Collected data
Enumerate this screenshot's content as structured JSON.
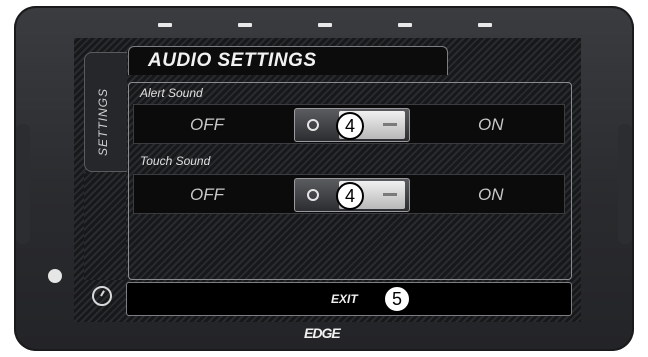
{
  "header": {
    "title": "AUDIO SETTINGS"
  },
  "sidebar": {
    "tab_label": "SETTINGS"
  },
  "sections": [
    {
      "label": "Alert Sound",
      "off_label": "OFF",
      "on_label": "ON",
      "callout": "4"
    },
    {
      "label": "Touch Sound",
      "off_label": "OFF",
      "on_label": "ON",
      "callout": "4"
    }
  ],
  "footer": {
    "exit_label": "EXIT",
    "callout": "5"
  },
  "device": {
    "brand": "EDGE"
  },
  "colors": {
    "screen_bg": "#111214",
    "text": "#f2f2f2",
    "bezel": "#2a2b2e"
  }
}
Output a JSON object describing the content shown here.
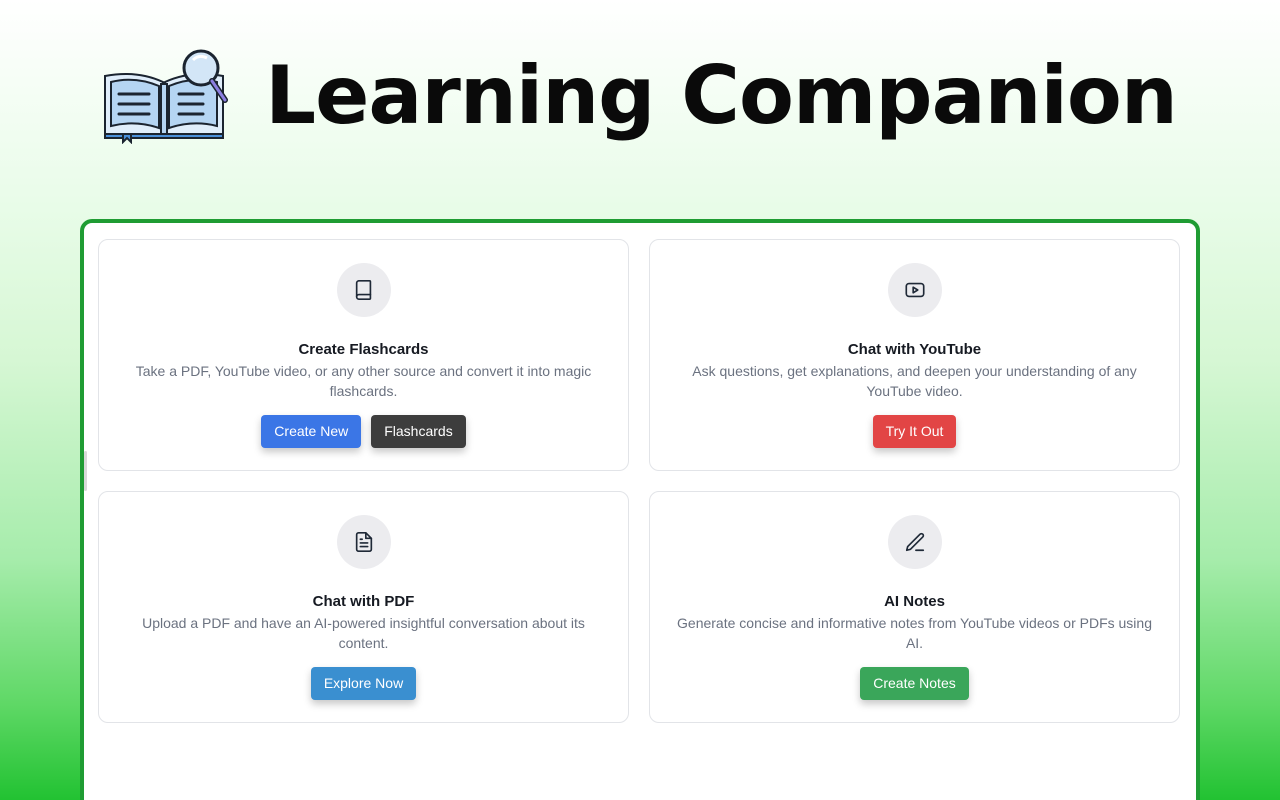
{
  "header": {
    "title": "Learning Companion",
    "logo_icon": "open-book-magnifier-icon"
  },
  "colors": {
    "title": "#0a0a0a",
    "panel_border": "#1f9c33",
    "blue": "#3b76e6",
    "dark": "#3d3d3d",
    "red": "#e24545",
    "sky": "#3a8fd0",
    "green": "#3aa65a"
  },
  "cards": [
    {
      "icon": "book-icon",
      "title": "Create Flashcards",
      "description": "Take a PDF, YouTube video, or any other source and convert it into magic flashcards.",
      "buttons": [
        {
          "label": "Create New",
          "color": "#3b76e6"
        },
        {
          "label": "Flashcards",
          "color": "#3d3d3d"
        }
      ]
    },
    {
      "icon": "youtube-play-icon",
      "title": "Chat with YouTube",
      "description": "Ask questions, get explanations, and deepen your understanding of any YouTube video.",
      "buttons": [
        {
          "label": "Try It Out",
          "color": "#e24545"
        }
      ]
    },
    {
      "icon": "document-icon",
      "title": "Chat with PDF",
      "description": "Upload a PDF and have an AI-powered insightful conversation about its content.",
      "buttons": [
        {
          "label": "Explore Now",
          "color": "#3a8fd0"
        }
      ]
    },
    {
      "icon": "pen-icon",
      "title": "AI Notes",
      "description": "Generate concise and informative notes from YouTube videos or PDFs using AI.",
      "buttons": [
        {
          "label": "Create Notes",
          "color": "#3aa65a"
        }
      ]
    }
  ]
}
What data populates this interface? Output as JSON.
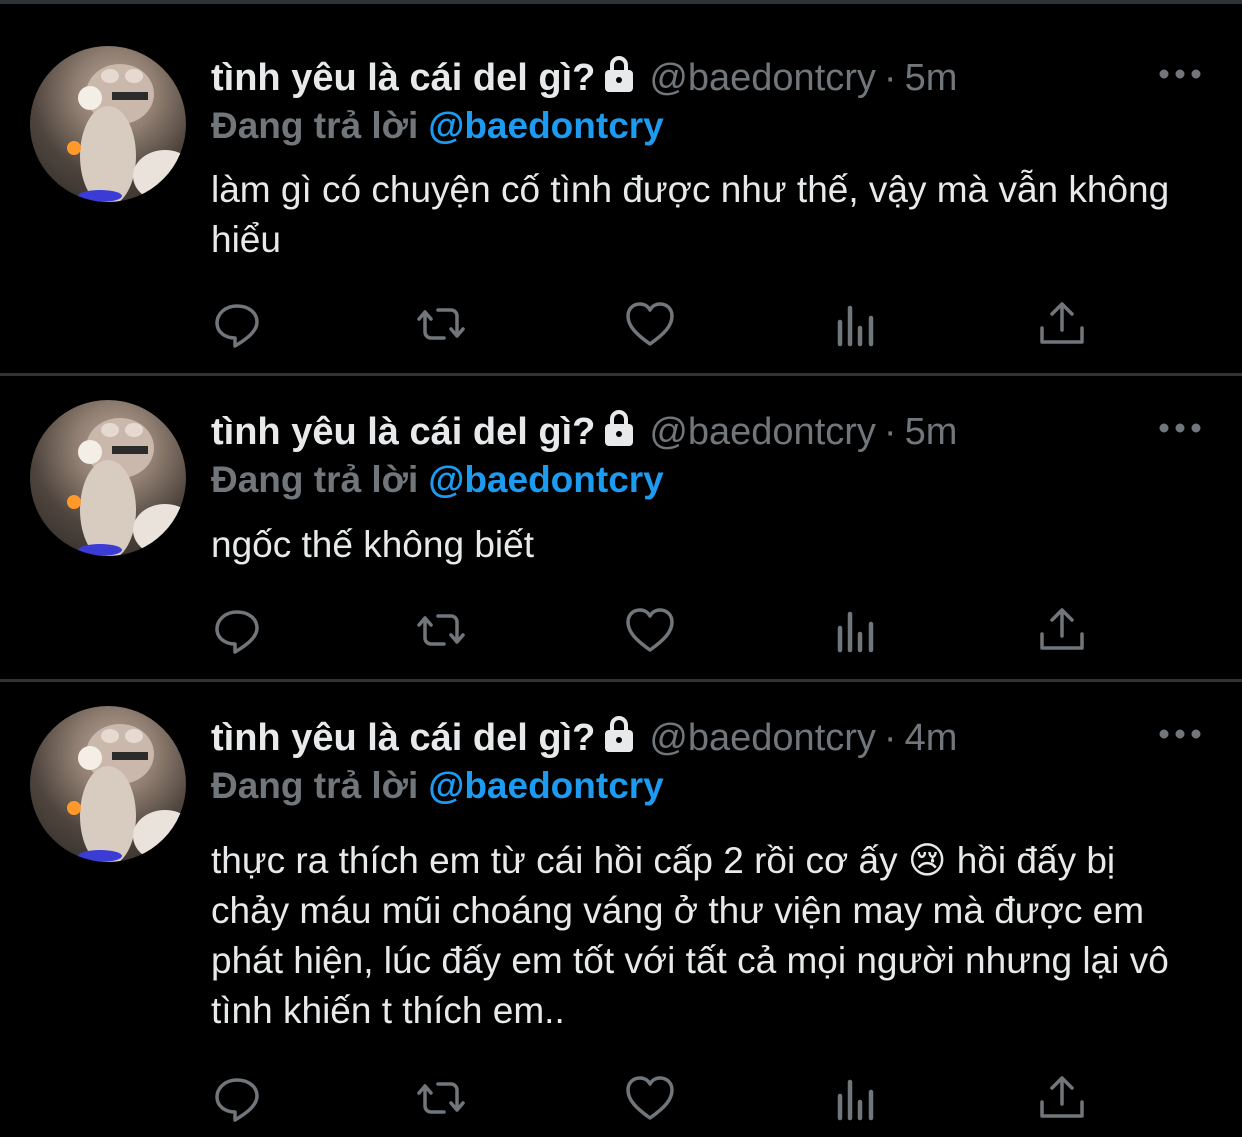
{
  "colors": {
    "background": "#000000",
    "divider": "#2f3336",
    "text_primary": "#e7e9ea",
    "text_secondary": "#71767b",
    "accent": "#1d9bf0"
  },
  "icons": {
    "lock": "lock-icon",
    "more": "more-horizontal-icon",
    "reply": "reply-icon",
    "retweet": "retweet-icon",
    "like": "heart-icon",
    "analytics": "analytics-icon",
    "share": "share-icon"
  },
  "tweets": [
    {
      "display_name": "tình yêu là cái del gì?",
      "handle": "@baedontcry",
      "dot": "·",
      "time": "5m",
      "reply_prefix": "Đang trả lời",
      "reply_handle": "@baedontcry",
      "text": "làm gì có chuyện cố tình được như thế, vậy mà vẫn không hiểu"
    },
    {
      "display_name": "tình yêu là cái del gì?",
      "handle": "@baedontcry",
      "dot": "·",
      "time": "5m",
      "reply_prefix": "Đang trả lời",
      "reply_handle": "@baedontcry",
      "text": "ngốc thế không biết"
    },
    {
      "display_name": "tình yêu là cái del gì?",
      "handle": "@baedontcry",
      "dot": "·",
      "time": "4m",
      "reply_prefix": "Đang trả lời",
      "reply_handle": "@baedontcry",
      "text": "thực ra thích em từ cái hồi cấp 2 rồi cơ ấy 😢  hồi đấy bị chảy máu mũi choáng váng ở thư viện may mà được em phát hiện, lúc đấy em tốt với tất cả mọi người nhưng lại vô tình khiến t thích em.."
    }
  ]
}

Objective
Transcribe the records above exactly, omitting every picture they contain.

Task output
Enumerate this screenshot's content as structured JSON.
{
  "header": {
    "title": "AUDIO SETTINGS"
  },
  "sidebar": {
    "tab_label": "SETTINGS"
  },
  "sections": [
    {
      "label": "Alert Sound",
      "off_label": "OFF",
      "on_label": "ON",
      "callout": "4"
    },
    {
      "label": "Touch Sound",
      "off_label": "OFF",
      "on_label": "ON",
      "callout": "4"
    }
  ],
  "footer": {
    "exit_label": "EXIT",
    "callout": "5"
  },
  "device": {
    "brand": "EDGE"
  },
  "colors": {
    "screen_bg": "#111214",
    "text": "#f2f2f2",
    "bezel": "#2a2b2e"
  }
}
Output a JSON object describing the content shown here.
{
  "header": {
    "title": "Learning Companion",
    "logo_icon": "open-book-magnifier-icon"
  },
  "colors": {
    "title": "#0a0a0a",
    "panel_border": "#1f9c33",
    "blue": "#3b76e6",
    "dark": "#3d3d3d",
    "red": "#e24545",
    "sky": "#3a8fd0",
    "green": "#3aa65a"
  },
  "cards": [
    {
      "icon": "book-icon",
      "title": "Create Flashcards",
      "description": "Take a PDF, YouTube video, or any other source and convert it into magic flashcards.",
      "buttons": [
        {
          "label": "Create New",
          "color": "#3b76e6"
        },
        {
          "label": "Flashcards",
          "color": "#3d3d3d"
        }
      ]
    },
    {
      "icon": "youtube-play-icon",
      "title": "Chat with YouTube",
      "description": "Ask questions, get explanations, and deepen your understanding of any YouTube video.",
      "buttons": [
        {
          "label": "Try It Out",
          "color": "#e24545"
        }
      ]
    },
    {
      "icon": "document-icon",
      "title": "Chat with PDF",
      "description": "Upload a PDF and have an AI-powered insightful conversation about its content.",
      "buttons": [
        {
          "label": "Explore Now",
          "color": "#3a8fd0"
        }
      ]
    },
    {
      "icon": "pen-icon",
      "title": "AI Notes",
      "description": "Generate concise and informative notes from YouTube videos or PDFs using AI.",
      "buttons": [
        {
          "label": "Create Notes",
          "color": "#3aa65a"
        }
      ]
    }
  ]
}
What data populates this interface? Output as JSON.
{
  "colors": {
    "background": "#000000",
    "divider": "#2f3336",
    "text_primary": "#e7e9ea",
    "text_secondary": "#71767b",
    "accent": "#1d9bf0"
  },
  "icons": {
    "lock": "lock-icon",
    "more": "more-horizontal-icon",
    "reply": "reply-icon",
    "retweet": "retweet-icon",
    "like": "heart-icon",
    "analytics": "analytics-icon",
    "share": "share-icon"
  },
  "tweets": [
    {
      "display_name": "tình yêu là cái del gì?",
      "handle": "@baedontcry",
      "dot": "·",
      "time": "5m",
      "reply_prefix": "Đang trả lời",
      "reply_handle": "@baedontcry",
      "text": "làm gì có chuyện cố tình được như thế, vậy mà vẫn không hiểu"
    },
    {
      "display_name": "tình yêu là cái del gì?",
      "handle": "@baedontcry",
      "dot": "·",
      "time": "5m",
      "reply_prefix": "Đang trả lời",
      "reply_handle": "@baedontcry",
      "text": "ngốc thế không biết"
    },
    {
      "display_name": "tình yêu là cái del gì?",
      "handle": "@baedontcry",
      "dot": "·",
      "time": "4m",
      "reply_prefix": "Đang trả lời",
      "reply_handle": "@baedontcry",
      "text": "thực ra thích em từ cái hồi cấp 2 rồi cơ ấy 😢  hồi đấy bị chảy máu mũi choáng váng ở thư viện may mà được em phát hiện, lúc đấy em tốt với tất cả mọi người nhưng lại vô tình khiến t thích em.."
    }
  ]
}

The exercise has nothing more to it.